** BEGIN Document segment **

# Ball Pythons > BP Husbandry >  Helix or Herpstat

## Holbeird

Im looking to get my rack all set up soon and I'm going to be ordering my flexwatt. My question is, I've looked at Helix and Herpstat and I haven't made up my mind, I know I want to go with one that has night drop, but I was curious as to which most people would recommend and would love to hear peoples experiences. Also I will end up wanting to build more racks and am very interested in one that will support more than one rack.

----------


## Nate

You're going to get a lot of mixed answers on this question.  I have a Herpstat ND and a Herpstat Pro, however, I wouldn't hesitate to buy a Helix. I've heard nothing but superb things about Helix and that would be my next choice if I didn't already have enough thermostats.  :Smile:

----------


## JoshJP7

I also use the herp. pro... I've never used helix but herpstat works great for me so if i had to buy another one id go with herpstat... if it aint broke dont try to fix it.

----------


## Adam_Wysocki

I'm running about two dozen Helix's in my shop right (some of them I've had for 10 years) and they all work great for me ... never had a problem ... and they certainly can do multiple racks.

Either way you go, I think you'll do just fine.

Hope this helps.

-adam

----------


## Reediculous

i have only used helix, and from what i see, can't go wrong with them!

----------


## Holbeird

can herpstats run more than one rack? I have seen (even before adam and such) that helix can run more than one, just curious about if herpstat can do the same.

** END Document segment **

Parts of the exercise:
(a) In the thermostat thread, how many Helix units does Adam_Wysocki say he runs in his shop?
(b) From the listing below, transcribe the lines between the line holding "calendar-week-1: 1234567 xyxy=(21,45,692,144)" and the line holding "calendar-cell xyxy=(500,441,596,540)", inclusive.

** BEGIN Task material **

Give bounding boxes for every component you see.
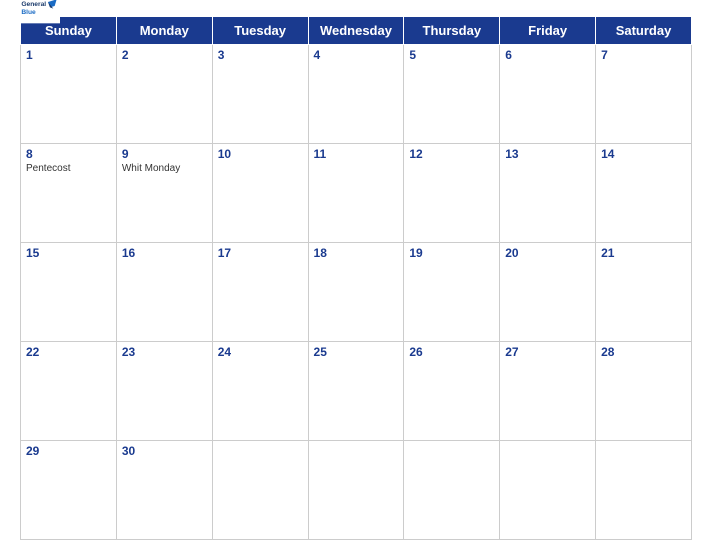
calendar-week-1: 1234567 xyxy=(21,45,692,144)
day-number: 27 xyxy=(505,345,590,359)
day-number: 16 xyxy=(122,246,207,260)
calendar-cell: 30 xyxy=(116,441,212,540)
calendar-cell: 17 xyxy=(212,243,308,342)
day-number: 2 xyxy=(122,48,207,62)
calendar-cell: 12 xyxy=(404,144,500,243)
calendar-cell: 3 xyxy=(212,45,308,144)
calendar-cell: 14 xyxy=(596,144,692,243)
weekday-header-wednesday: Wednesday xyxy=(308,17,404,45)
day-number: 18 xyxy=(314,246,399,260)
logo-icon: General Blue xyxy=(20,0,60,24)
calendar-cell: 4 xyxy=(308,45,404,144)
calendar-cell: 5 xyxy=(404,45,500,144)
day-number: 29 xyxy=(26,444,111,458)
day-number: 6 xyxy=(505,48,590,62)
calendar-cell: 18 xyxy=(308,243,404,342)
calendar-cell: 19 xyxy=(404,243,500,342)
logo: General Blue xyxy=(20,0,60,24)
calendar-cell: 22 xyxy=(21,342,117,441)
calendar-cell: 11 xyxy=(308,144,404,243)
day-number: 4 xyxy=(314,48,399,62)
calendar-week-2: 8 Pentecost 9 Whit Monday 10 11 12 13 14 xyxy=(21,144,692,243)
calendar-cell: 26 xyxy=(404,342,500,441)
weekday-header-saturday: Saturday xyxy=(596,17,692,45)
day-number: 23 xyxy=(122,345,207,359)
day-number: 15 xyxy=(26,246,111,260)
day-number: 9 xyxy=(122,147,207,161)
calendar-cell: 13 xyxy=(500,144,596,243)
day-number: 22 xyxy=(26,345,111,359)
day-number: 28 xyxy=(601,345,686,359)
calendar-cell: 27 xyxy=(500,342,596,441)
calendar-week-4: 22 23 24 25 26 27 28 xyxy=(21,342,692,441)
weekday-header-friday: Friday xyxy=(500,17,596,45)
day-number: 24 xyxy=(218,345,303,359)
calendar-cell: 25 xyxy=(308,342,404,441)
calendar-cell: 6 xyxy=(500,45,596,144)
weekday-header-tuesday: Tuesday xyxy=(212,17,308,45)
calendar-cell: 16 xyxy=(116,243,212,342)
calendar-cell: 20 xyxy=(500,243,596,342)
day-number: 14 xyxy=(601,147,686,161)
weekday-header-monday: Monday xyxy=(116,17,212,45)
calendar-cell xyxy=(212,441,308,540)
day-number: 1 xyxy=(26,48,111,62)
calendar-cell xyxy=(404,441,500,540)
calendar-cell xyxy=(500,441,596,540)
calendar-cell: 7 xyxy=(596,45,692,144)
day-number: 5 xyxy=(409,48,494,62)
day-number: 3 xyxy=(218,48,303,62)
calendar-cell: 29 xyxy=(21,441,117,540)
day-number: 7 xyxy=(601,48,686,62)
calendar-cell: 23 xyxy=(116,342,212,441)
day-number: 19 xyxy=(409,246,494,260)
event-label: Whit Monday xyxy=(122,163,207,174)
calendar-cell: 8 Pentecost xyxy=(21,144,117,243)
calendar-cell: 21 xyxy=(596,243,692,342)
calendar-cell: 1 xyxy=(21,45,117,144)
day-number: 8 xyxy=(26,147,111,161)
day-number: 21 xyxy=(601,246,686,260)
event-label: Pentecost xyxy=(26,163,111,174)
weekday-header-thursday: Thursday xyxy=(404,17,500,45)
calendar-cell: 28 xyxy=(596,342,692,441)
day-number: 26 xyxy=(409,345,494,359)
calendar-cell: 10 xyxy=(212,144,308,243)
day-number: 20 xyxy=(505,246,590,260)
calendar-cell: 9 Whit Monday xyxy=(116,144,212,243)
day-number: 11 xyxy=(314,147,399,161)
day-number: 25 xyxy=(314,345,399,359)
calendar-week-5: 29 30 xyxy=(21,441,692,540)
calendar-cell: 24 xyxy=(212,342,308,441)
day-number: 30 xyxy=(122,444,207,458)
day-number: 10 xyxy=(218,147,303,161)
svg-text:Blue: Blue xyxy=(21,9,36,16)
calendar-table: SundayMondayTuesdayWednesdayThursdayFrid… xyxy=(20,16,692,540)
day-number: 13 xyxy=(505,147,590,161)
svg-text:General: General xyxy=(21,1,46,8)
calendar-week-3: 15 16 17 18 19 20 21 xyxy=(21,243,692,342)
weekday-header-row: SundayMondayTuesdayWednesdayThursdayFrid… xyxy=(21,17,692,45)
calendar-cell: 2 xyxy=(116,45,212,144)
calendar-cell xyxy=(596,441,692,540)
day-number: 17 xyxy=(218,246,303,260)
day-number: 12 xyxy=(409,147,494,161)
calendar-cell: 15 xyxy=(21,243,117,342)
calendar-cell xyxy=(308,441,404,540)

** END Task material **

Expected results:
(a) About two dozen.

(b)
calendar-week-1: 1234567 xyxy=(21,45,692,144)
day-number: 27 xyxy=(505,345,590,359)
day-number: 16 xyxy=(122,246,207,260)
calendar-cell: 30 xyxy=(116,441,212,540)
calendar-cell: 17 xyxy=(212,243,308,342)
day-number: 2 xyxy=(122,48,207,62)
calendar-cell: 12 xyxy=(404,144,500,243)
calendar-cell: 3 xyxy=(212,45,308,144)
calendar-cell: 14 xyxy=(596,144,692,243)
weekday-header-wednesday: Wednesday xyxy=(308,17,404,45)
day-number: 18 xyxy=(314,246,399,260)
logo-icon: General Blue xyxy=(20,0,60,24)
calendar-cell: 4 xyxy=(308,45,404,144)
calendar-cell: 5 xyxy=(404,45,500,144)
day-number: 29 xyxy=(26,444,111,458)
day-number: 6 xyxy=(505,48,590,62)
calendar-cell: 18 xyxy=(308,243,404,342)
calendar-cell: 19 xyxy=(404,243,500,342)
logo: General Blue xyxy=(20,0,60,24)
calendar-cell: 22 xyxy=(21,342,117,441)
calendar-cell: 11 xyxy=(308,144,404,243)
day-number: 4 xyxy=(314,48,399,62)
calendar-week-2: 8 Pentecost 9 Whit Monday 10 11 12 13 14 xyxy=(21,144,692,243)
calendar-cell: 26 xyxy=(404,342,500,441)
weekday-header-saturday: Saturday xyxy=(596,17,692,45)
day-number: 23 xyxy=(122,345,207,359)
day-number: 15 xyxy=(26,246,111,260)
day-number: 9 xyxy=(122,147,207,161)
calendar-cell: 13 xyxy=(500,144,596,243)
day-number: 22 xyxy=(26,345,111,359)
day-number: 28 xyxy=(601,345,686,359)
calendar-cell: 27 xyxy=(500,342,596,441)
calendar-week-4: 22 23 24 25 26 27 28 xyxy=(21,342,692,441)
weekday-header-friday: Friday xyxy=(500,17,596,45)
day-number: 24 xyxy=(218,345,303,359)
calendar-cell: 25 xyxy=(308,342,404,441)
calendar-cell: 6 xyxy=(500,45,596,144)
weekday-header-tuesday: Tuesday xyxy=(212,17,308,45)
calendar-cell: 16 xyxy=(116,243,212,342)
calendar-cell: 20 xyxy=(500,243,596,342)
day-number: 14 xyxy=(601,147,686,161)
weekday-header-monday: Monday xyxy=(116,17,212,45)
calendar-cell xyxy=(212,441,308,540)
day-number: 1 xyxy=(26,48,111,62)
calendar-cell xyxy=(404,441,500,540)
calendar-cell xyxy=(500,441,596,540)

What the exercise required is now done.